Search the records for the word "котельной" and report each line that has it.

>> Begin RECORDS SUPPLIED

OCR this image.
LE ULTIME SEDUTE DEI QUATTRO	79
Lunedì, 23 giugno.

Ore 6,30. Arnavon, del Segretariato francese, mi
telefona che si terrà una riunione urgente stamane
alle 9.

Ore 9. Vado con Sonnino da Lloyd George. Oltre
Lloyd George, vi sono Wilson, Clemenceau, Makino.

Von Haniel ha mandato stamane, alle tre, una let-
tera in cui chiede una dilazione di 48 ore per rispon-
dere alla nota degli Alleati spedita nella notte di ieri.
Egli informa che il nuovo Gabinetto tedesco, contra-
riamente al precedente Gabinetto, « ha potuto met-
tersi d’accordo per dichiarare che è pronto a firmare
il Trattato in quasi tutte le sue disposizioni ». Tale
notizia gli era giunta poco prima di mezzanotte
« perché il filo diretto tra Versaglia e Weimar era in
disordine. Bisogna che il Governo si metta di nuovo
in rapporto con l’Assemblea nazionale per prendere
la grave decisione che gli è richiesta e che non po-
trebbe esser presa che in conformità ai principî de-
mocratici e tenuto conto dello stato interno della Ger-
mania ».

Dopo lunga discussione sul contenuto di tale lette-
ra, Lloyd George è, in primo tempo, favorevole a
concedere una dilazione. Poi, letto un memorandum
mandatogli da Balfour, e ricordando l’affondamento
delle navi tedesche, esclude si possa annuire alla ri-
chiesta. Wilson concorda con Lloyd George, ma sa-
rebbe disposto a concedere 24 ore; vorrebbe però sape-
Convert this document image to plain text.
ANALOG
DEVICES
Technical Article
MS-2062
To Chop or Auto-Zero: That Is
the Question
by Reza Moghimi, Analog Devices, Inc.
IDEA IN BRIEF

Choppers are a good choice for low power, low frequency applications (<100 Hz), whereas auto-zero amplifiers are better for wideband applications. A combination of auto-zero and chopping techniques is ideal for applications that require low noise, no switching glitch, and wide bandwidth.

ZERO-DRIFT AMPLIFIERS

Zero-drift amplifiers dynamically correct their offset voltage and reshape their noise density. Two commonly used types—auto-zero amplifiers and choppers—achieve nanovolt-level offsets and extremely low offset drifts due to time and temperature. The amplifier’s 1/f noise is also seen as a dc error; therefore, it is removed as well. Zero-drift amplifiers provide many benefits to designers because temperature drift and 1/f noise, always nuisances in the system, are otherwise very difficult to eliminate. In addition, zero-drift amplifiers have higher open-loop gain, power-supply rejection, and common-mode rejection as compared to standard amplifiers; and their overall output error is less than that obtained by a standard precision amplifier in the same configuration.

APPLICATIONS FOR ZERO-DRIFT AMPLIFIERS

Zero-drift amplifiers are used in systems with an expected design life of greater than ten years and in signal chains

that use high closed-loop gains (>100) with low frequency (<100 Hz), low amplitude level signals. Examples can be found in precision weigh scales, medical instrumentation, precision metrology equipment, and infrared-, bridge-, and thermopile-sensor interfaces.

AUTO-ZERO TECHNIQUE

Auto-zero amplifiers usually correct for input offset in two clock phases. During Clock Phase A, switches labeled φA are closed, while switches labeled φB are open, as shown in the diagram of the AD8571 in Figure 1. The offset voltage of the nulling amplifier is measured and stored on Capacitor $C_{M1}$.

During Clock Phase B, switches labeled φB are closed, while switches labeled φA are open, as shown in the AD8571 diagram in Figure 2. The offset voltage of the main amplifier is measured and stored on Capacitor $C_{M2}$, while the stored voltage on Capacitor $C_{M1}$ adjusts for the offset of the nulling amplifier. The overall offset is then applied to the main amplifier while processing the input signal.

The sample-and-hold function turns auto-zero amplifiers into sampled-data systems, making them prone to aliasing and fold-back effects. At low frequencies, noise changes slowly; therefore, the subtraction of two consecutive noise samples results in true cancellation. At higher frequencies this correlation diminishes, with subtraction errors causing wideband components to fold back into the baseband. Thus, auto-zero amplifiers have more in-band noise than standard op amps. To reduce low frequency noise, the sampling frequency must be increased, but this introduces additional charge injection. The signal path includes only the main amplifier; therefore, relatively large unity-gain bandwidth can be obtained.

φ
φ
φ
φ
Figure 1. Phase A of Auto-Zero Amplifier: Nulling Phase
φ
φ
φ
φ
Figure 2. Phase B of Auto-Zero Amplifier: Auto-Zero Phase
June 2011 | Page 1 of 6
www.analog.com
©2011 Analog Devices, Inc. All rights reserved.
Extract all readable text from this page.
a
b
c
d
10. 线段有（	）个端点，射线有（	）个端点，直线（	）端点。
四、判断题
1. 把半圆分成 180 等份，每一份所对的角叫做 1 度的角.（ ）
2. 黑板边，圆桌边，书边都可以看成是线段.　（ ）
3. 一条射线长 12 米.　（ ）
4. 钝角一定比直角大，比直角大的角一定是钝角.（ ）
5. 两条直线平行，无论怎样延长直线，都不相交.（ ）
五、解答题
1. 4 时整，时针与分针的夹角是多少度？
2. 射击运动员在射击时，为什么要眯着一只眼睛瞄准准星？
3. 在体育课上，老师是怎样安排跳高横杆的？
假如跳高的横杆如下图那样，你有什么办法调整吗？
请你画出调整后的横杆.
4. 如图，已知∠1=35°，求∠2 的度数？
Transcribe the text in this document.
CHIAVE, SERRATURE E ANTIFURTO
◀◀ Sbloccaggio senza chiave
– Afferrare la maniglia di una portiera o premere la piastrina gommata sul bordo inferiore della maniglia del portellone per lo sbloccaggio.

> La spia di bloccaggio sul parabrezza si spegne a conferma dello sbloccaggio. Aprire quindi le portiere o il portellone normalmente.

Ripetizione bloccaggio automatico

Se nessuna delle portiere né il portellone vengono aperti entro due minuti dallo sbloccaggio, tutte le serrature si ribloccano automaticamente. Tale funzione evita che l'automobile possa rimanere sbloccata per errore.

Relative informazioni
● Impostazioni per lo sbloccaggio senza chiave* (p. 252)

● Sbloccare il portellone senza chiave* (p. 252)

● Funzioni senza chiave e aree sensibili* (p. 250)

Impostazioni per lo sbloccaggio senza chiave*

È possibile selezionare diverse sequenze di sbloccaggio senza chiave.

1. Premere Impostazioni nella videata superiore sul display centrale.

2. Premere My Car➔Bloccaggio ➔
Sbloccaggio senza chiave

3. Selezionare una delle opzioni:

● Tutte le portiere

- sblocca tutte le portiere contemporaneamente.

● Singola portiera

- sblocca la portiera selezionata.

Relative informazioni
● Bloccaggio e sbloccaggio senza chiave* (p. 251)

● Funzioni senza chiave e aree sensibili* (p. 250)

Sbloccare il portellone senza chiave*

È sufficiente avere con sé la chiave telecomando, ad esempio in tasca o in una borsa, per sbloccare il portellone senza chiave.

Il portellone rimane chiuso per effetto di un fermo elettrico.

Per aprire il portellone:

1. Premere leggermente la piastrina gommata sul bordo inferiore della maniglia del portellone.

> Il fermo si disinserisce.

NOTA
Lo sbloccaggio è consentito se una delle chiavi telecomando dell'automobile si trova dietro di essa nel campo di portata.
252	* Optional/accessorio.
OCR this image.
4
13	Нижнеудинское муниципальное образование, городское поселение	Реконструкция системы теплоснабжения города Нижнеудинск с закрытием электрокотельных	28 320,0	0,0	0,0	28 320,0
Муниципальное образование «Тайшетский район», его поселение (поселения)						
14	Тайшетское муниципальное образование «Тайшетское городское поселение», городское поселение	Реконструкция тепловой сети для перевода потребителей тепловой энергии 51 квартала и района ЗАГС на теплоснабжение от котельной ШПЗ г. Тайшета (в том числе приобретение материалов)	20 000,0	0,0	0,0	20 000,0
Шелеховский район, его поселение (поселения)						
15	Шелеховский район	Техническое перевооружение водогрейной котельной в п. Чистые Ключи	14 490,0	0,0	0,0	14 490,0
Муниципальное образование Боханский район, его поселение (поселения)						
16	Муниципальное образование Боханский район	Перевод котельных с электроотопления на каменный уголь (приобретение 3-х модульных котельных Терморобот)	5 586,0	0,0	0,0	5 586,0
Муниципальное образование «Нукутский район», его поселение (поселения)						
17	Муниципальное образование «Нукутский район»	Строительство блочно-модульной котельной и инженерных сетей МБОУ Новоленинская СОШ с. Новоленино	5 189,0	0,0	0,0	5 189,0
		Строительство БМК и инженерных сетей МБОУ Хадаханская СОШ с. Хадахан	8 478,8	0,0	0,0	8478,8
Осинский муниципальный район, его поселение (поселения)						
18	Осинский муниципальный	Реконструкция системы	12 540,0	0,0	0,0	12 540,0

>> End RECORDS SUPPLIED

## FINISHED ANSWER:
14	Тайшетское муниципальное образование «Тайшетское городское поселение», городское поселение	Реконструкция тепловой сети для перевода потребителей тепловой энергии 51 квартала и района ЗАГС на теплоснабжение от котельной ШПЗ г. Тайшета (в том числе приобретение материалов)	20 000,0	0,0	0,0	20 000,0
15	Шелеховский район	Техническое перевооружение водогрейной котельной в п. Чистые Ключи	14 490,0	0,0	0,0	14 490,0
17	Муниципальное образование «Нукутский район»	Строительство блочно-модульной котельной и инженерных сетей МБОУ Новоленинская СОШ с. Новоленино	5 189,0	0,0	0,0	5 189,0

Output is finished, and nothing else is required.